» **Work to do**: Collect all lines below with the string "this".

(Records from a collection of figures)
+===+
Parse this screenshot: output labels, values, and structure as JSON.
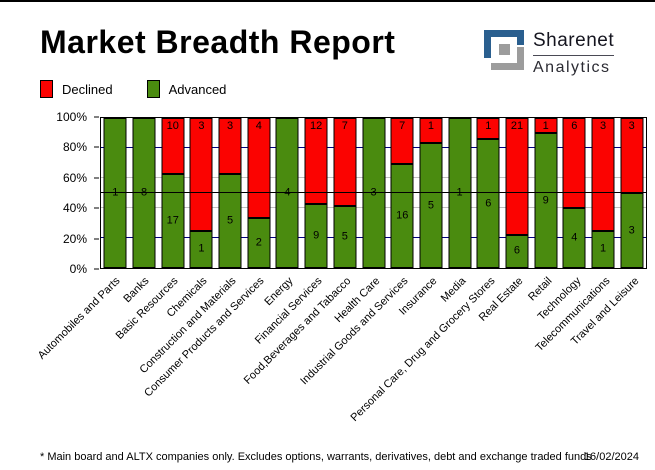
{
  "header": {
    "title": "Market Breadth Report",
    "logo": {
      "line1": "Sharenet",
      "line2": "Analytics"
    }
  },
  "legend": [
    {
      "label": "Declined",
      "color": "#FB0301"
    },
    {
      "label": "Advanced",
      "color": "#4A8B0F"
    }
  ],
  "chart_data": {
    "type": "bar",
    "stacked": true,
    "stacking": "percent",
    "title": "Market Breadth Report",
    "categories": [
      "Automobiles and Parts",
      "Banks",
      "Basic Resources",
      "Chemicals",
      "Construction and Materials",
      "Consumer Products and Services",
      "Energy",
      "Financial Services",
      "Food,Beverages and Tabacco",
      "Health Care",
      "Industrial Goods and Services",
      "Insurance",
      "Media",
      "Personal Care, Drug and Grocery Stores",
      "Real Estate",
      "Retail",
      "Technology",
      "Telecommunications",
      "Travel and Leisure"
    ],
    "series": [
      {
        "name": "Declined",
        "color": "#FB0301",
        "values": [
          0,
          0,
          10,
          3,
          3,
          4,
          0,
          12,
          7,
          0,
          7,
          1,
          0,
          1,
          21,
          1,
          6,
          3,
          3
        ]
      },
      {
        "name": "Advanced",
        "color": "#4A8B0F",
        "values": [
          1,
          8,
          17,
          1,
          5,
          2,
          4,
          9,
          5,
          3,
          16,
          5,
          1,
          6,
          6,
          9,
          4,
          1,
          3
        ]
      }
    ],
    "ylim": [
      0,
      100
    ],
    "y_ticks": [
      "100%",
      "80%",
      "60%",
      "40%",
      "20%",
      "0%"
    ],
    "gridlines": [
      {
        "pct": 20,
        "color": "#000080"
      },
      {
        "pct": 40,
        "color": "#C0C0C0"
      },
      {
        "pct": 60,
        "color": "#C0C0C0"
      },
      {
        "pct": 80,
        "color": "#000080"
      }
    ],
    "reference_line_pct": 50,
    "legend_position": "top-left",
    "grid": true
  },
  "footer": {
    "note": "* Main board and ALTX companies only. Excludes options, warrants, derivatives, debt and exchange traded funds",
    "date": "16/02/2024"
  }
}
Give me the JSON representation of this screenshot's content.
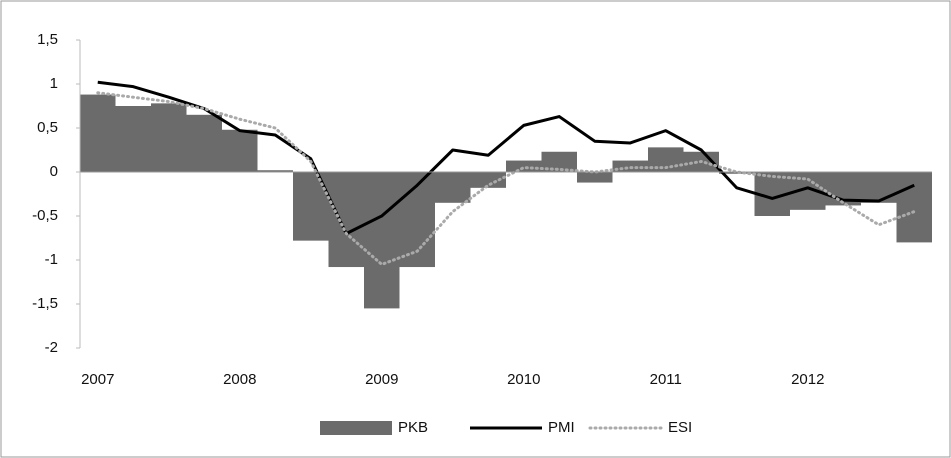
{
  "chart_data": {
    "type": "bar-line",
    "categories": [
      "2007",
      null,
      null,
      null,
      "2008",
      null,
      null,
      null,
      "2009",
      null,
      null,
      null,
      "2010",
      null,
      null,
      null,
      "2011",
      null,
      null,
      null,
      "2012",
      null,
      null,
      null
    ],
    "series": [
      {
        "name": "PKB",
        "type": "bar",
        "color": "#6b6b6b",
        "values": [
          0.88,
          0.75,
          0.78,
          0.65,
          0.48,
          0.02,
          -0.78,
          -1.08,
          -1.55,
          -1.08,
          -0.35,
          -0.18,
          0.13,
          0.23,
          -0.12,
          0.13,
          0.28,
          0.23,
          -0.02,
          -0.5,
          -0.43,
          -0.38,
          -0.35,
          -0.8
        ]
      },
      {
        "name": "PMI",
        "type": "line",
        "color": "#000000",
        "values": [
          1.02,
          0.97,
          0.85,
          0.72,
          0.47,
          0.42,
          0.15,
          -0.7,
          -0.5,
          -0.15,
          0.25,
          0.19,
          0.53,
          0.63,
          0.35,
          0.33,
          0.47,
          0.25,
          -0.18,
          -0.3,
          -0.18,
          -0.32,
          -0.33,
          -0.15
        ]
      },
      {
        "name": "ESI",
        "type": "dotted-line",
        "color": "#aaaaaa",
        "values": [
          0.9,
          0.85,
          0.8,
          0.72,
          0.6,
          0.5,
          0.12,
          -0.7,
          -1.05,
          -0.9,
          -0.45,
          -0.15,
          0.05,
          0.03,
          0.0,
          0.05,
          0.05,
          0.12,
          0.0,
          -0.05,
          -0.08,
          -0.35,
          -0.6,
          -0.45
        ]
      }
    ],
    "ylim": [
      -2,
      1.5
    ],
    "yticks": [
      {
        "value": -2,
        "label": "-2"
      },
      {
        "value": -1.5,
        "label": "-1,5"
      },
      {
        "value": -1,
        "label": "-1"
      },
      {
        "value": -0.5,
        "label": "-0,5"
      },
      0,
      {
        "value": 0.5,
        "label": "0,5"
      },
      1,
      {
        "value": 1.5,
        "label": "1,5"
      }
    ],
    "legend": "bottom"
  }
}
+===+
» **Reply**:
Parse this screenshot: output labels, values, and structure as JSON.
Give me the JSON representation of this screenshot's content.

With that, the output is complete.